▶ Instruction: What follows is a set of records; repeat all of them exactly.

---- Input material

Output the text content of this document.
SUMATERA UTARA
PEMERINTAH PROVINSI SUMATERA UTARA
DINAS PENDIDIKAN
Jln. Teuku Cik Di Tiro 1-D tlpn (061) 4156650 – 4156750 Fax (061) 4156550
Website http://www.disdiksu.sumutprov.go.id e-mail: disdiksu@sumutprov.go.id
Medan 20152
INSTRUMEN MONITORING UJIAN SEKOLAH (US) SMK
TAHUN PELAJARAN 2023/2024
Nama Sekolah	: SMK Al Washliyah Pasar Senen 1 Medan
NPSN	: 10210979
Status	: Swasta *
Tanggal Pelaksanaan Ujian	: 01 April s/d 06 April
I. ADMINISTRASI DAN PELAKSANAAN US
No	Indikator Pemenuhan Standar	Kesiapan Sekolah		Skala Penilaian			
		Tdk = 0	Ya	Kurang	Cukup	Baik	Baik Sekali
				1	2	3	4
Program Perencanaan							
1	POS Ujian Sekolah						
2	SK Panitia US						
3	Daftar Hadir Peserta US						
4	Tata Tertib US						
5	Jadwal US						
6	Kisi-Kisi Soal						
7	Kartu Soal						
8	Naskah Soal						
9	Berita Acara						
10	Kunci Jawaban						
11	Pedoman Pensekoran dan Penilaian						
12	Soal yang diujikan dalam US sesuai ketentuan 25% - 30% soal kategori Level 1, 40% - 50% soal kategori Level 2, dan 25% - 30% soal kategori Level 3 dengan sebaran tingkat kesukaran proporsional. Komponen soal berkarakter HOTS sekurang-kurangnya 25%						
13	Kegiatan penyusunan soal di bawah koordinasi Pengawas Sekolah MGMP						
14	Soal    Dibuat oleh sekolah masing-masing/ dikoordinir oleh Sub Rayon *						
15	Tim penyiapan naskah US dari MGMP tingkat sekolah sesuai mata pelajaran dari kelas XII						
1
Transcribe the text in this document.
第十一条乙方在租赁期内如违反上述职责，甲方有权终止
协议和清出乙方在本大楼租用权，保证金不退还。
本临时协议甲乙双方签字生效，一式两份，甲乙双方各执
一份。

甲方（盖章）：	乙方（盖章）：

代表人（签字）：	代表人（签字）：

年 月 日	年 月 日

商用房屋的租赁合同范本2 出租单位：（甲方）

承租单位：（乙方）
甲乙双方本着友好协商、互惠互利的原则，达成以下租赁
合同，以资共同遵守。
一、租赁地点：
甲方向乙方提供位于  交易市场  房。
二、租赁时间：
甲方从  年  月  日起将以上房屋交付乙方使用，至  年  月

--------

▶ The reply:
Output the text content of this document.
SUMATERA UTARA
PEMERINTAH PROVINSI SUMATERA UTARA
DINAS PENDIDIKAN
Jln. Teuku Cik Di Tiro 1-D tlpn (061) 4156650 – 4156750 Fax (061) 4156550
Website http://www.disdiksu.sumutprov.go.id e-mail: disdiksu@sumutprov.go.id
Medan 20152
INSTRUMEN MONITORING UJIAN SEKOLAH (US) SMK
TAHUN PELAJARAN 2023/2024
Nama Sekolah	: SMK Al Washliyah Pasar Senen 1 Medan
NPSN	: 10210979
Status	: Swasta *
Tanggal Pelaksanaan Ujian	: 01 April s/d 06 April
I. ADMINISTRASI DAN PELAKSANAAN US
No	Indikator Pemenuhan Standar	Kesiapan Sekolah		Skala Penilaian			
		Tdk = 0	Ya	Kurang	Cukup	Baik	Baik Sekali
				1	2	3	4
Program Perencanaan							
1	POS Ujian Sekolah						
2	SK Panitia US						
3	Daftar Hadir Peserta US						
4	Tata Tertib US						
5	Jadwal US						
6	Kisi-Kisi Soal						
7	Kartu Soal						
8	Naskah Soal						
9	Berita Acara						
10	Kunci Jawaban						
11	Pedoman Pensekoran dan Penilaian						
12	Soal yang diujikan dalam US sesuai ketentuan 25% - 30% soal kategori Level 1, 40% - 50% soal kategori Level 2, dan 25% - 30% soal kategori Level 3 dengan sebaran tingkat kesukaran proporsional. Komponen soal berkarakter HOTS sekurang-kurangnya 25%						
13	Kegiatan penyusunan soal di bawah koordinasi Pengawas Sekolah MGMP						
14	Soal    Dibuat oleh sekolah masing-masing/ dikoordinir oleh Sub Rayon *						
15	Tim penyiapan naskah US dari MGMP tingkat sekolah sesuai mata pelajaran dari kelas XII						
1
Transcribe the text in this document.
第十一条乙方在租赁期内如违反上述职责，甲方有权终止
协议和清出乙方在本大楼租用权，保证金不退还。
本临时协议甲乙双方签字生效，一式两份，甲乙双方各执
一份。

甲方（盖章）：	乙方（盖章）：

代表人（签字）：	代表人（签字）：

年 月 日	年 月 日

商用房屋的租赁合同范本2 出租单位：（甲方）

承租单位：（乙方）
甲乙双方本着友好协商、互惠互利的原则，达成以下租赁
合同，以资共同遵守。
一、租赁地点：
甲方向乙方提供位于  交易市场  房。
二、租赁时间：
甲方从  年  月  日起将以上房屋交付乙方使用，至  年  月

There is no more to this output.